◆ **Excerpt from a dataset**:
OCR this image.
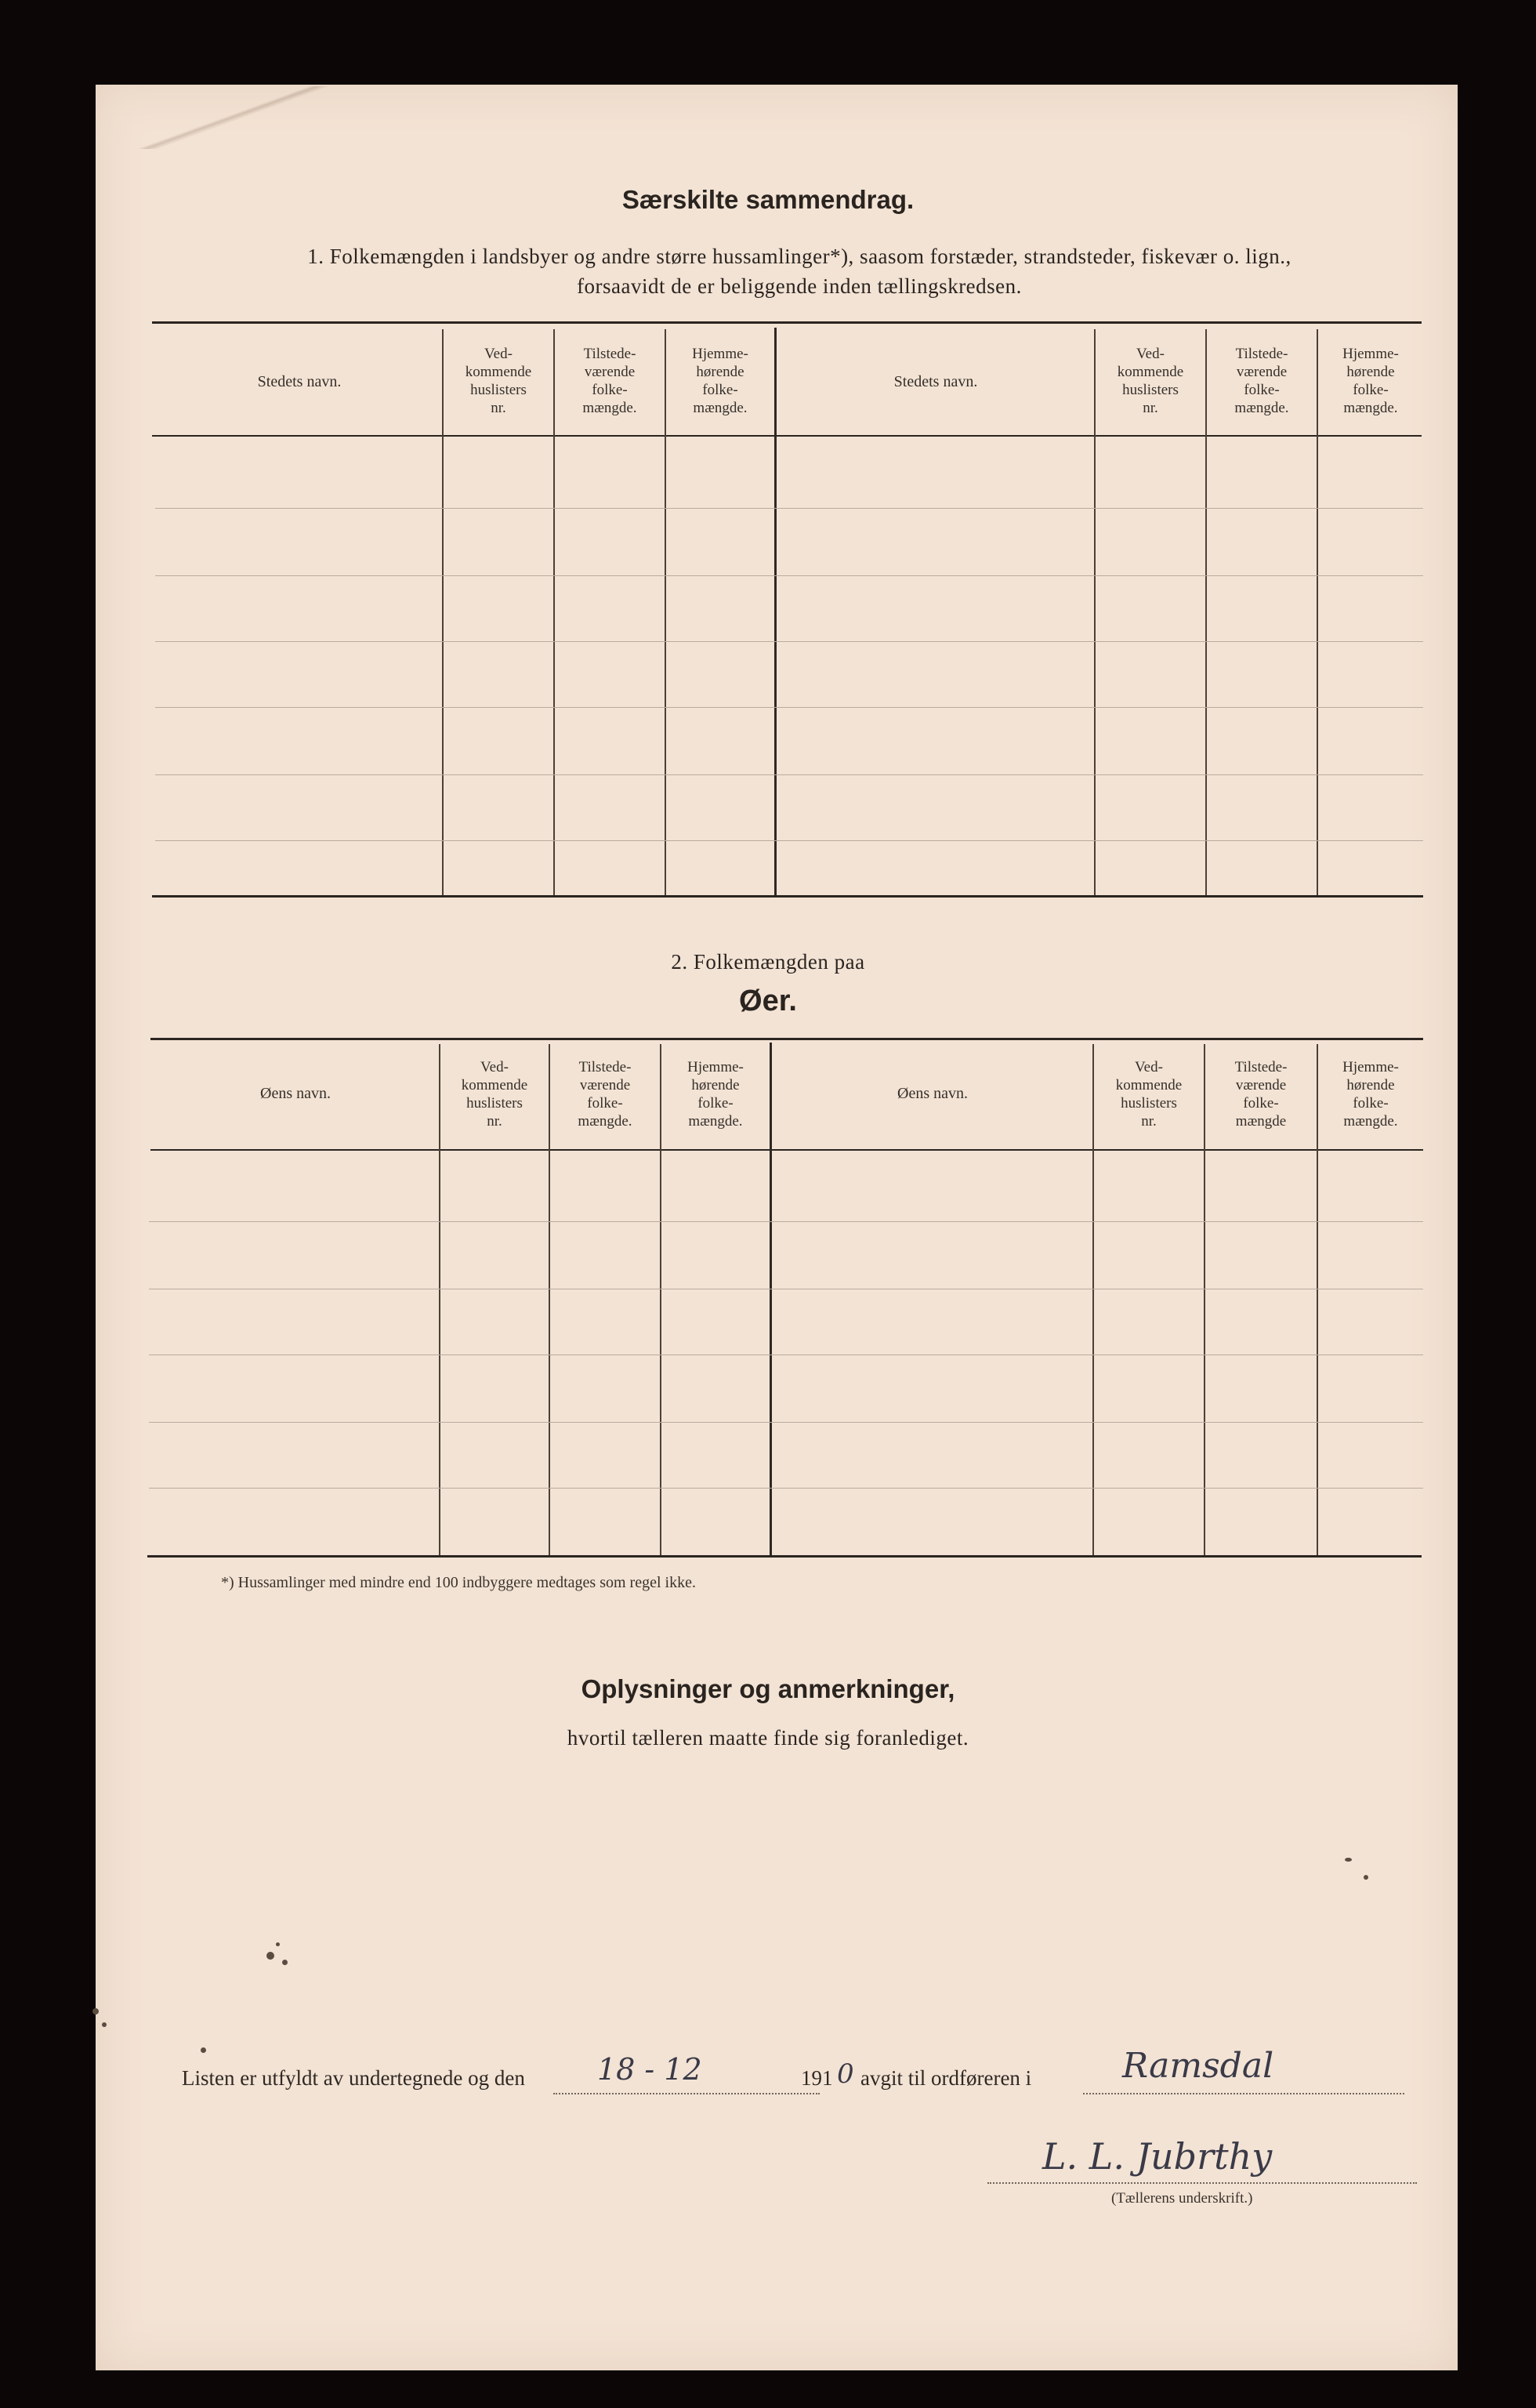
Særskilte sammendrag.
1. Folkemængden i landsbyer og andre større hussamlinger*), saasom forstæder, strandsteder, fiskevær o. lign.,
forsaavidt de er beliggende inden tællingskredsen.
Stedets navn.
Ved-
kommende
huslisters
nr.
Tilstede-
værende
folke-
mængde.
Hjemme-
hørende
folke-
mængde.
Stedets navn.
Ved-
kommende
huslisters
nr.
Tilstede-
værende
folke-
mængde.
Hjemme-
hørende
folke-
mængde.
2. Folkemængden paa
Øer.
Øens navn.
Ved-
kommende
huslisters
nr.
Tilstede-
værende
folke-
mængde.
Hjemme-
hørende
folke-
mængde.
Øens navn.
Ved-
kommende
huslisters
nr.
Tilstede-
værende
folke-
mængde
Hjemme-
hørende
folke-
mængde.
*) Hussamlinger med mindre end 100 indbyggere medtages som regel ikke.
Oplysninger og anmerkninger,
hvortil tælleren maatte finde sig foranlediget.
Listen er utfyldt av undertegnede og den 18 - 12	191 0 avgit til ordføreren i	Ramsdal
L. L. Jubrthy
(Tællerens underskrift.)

---

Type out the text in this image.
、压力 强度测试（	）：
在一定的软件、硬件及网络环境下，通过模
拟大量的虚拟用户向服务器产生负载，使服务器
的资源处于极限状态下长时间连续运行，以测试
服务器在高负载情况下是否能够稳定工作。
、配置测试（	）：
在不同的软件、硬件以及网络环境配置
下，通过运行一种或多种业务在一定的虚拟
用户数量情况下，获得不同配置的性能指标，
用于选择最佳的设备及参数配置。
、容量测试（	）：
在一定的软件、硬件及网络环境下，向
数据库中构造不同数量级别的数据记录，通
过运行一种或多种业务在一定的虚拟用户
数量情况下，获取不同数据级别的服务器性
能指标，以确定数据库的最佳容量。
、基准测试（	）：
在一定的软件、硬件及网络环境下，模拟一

==

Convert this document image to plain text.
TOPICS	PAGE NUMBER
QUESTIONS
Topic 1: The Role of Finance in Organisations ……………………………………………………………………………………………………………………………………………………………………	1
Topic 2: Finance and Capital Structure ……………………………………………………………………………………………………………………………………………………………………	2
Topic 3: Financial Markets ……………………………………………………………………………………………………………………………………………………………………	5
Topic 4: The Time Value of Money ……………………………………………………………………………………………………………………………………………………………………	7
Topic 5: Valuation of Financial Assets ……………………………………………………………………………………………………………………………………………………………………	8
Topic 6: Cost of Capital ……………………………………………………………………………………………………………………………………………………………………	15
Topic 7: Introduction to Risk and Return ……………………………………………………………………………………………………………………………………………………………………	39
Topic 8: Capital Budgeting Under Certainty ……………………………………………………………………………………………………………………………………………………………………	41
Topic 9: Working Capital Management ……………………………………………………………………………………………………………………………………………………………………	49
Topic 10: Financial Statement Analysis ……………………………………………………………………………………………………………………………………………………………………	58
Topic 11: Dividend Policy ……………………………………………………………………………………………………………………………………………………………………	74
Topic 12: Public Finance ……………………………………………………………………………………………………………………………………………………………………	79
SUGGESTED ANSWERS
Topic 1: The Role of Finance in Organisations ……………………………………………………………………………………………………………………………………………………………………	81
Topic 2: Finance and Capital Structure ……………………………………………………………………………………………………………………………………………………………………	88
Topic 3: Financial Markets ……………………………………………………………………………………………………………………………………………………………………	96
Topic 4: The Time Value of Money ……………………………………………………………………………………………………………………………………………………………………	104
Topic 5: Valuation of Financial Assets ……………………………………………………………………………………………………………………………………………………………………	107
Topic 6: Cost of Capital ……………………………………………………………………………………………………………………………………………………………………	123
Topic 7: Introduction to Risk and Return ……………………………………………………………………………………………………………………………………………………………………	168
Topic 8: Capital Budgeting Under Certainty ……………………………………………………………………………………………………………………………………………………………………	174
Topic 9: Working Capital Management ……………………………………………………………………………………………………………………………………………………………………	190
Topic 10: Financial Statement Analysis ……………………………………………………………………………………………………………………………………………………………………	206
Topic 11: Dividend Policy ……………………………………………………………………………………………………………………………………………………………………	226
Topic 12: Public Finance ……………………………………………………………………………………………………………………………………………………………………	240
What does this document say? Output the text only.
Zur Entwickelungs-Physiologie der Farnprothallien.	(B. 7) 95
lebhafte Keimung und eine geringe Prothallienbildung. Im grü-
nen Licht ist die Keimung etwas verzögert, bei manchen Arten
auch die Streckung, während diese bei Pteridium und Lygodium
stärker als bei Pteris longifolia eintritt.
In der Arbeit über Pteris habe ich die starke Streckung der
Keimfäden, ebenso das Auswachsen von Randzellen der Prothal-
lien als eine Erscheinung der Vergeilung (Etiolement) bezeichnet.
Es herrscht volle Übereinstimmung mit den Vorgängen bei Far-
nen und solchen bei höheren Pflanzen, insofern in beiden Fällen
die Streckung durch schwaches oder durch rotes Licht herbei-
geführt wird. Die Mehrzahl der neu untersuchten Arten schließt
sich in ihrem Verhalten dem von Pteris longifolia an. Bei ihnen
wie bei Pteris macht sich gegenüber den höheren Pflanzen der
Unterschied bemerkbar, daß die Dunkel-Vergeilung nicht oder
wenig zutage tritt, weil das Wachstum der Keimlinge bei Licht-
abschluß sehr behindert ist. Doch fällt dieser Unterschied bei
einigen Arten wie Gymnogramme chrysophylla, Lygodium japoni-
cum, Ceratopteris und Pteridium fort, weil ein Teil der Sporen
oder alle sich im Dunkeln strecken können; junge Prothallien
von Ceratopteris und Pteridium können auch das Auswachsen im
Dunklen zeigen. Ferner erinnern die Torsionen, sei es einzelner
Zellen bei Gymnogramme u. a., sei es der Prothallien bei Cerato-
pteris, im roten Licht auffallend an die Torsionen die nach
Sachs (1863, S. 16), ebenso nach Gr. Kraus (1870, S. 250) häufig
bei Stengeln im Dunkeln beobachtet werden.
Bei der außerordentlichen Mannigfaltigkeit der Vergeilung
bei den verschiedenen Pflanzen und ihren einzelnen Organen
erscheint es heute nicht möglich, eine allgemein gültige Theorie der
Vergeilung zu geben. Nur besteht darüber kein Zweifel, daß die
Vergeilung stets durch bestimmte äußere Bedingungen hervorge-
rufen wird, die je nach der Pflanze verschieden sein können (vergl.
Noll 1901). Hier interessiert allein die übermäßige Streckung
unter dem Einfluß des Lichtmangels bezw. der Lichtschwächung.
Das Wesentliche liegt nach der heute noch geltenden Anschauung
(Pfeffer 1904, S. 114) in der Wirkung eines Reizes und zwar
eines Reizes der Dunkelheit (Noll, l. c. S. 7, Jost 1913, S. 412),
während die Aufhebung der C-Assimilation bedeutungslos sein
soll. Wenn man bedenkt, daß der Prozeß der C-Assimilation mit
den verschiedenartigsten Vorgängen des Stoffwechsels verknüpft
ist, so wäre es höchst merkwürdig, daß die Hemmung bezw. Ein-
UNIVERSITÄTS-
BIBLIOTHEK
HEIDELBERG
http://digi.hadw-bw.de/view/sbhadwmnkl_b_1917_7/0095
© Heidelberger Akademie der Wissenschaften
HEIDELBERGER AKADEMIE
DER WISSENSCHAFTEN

◆ **REQUIREMENT**: Filter the entries down to the lines containing "Gymnogramme". Copy each of those lines.

◆ **EXPECTED ANSWER**:
einigen Arten wie Gymnogramme chrysophylla, Lygodium japoni-
Zellen bei Gymnogramme u. a., sei es der Prothallien bei Cerato-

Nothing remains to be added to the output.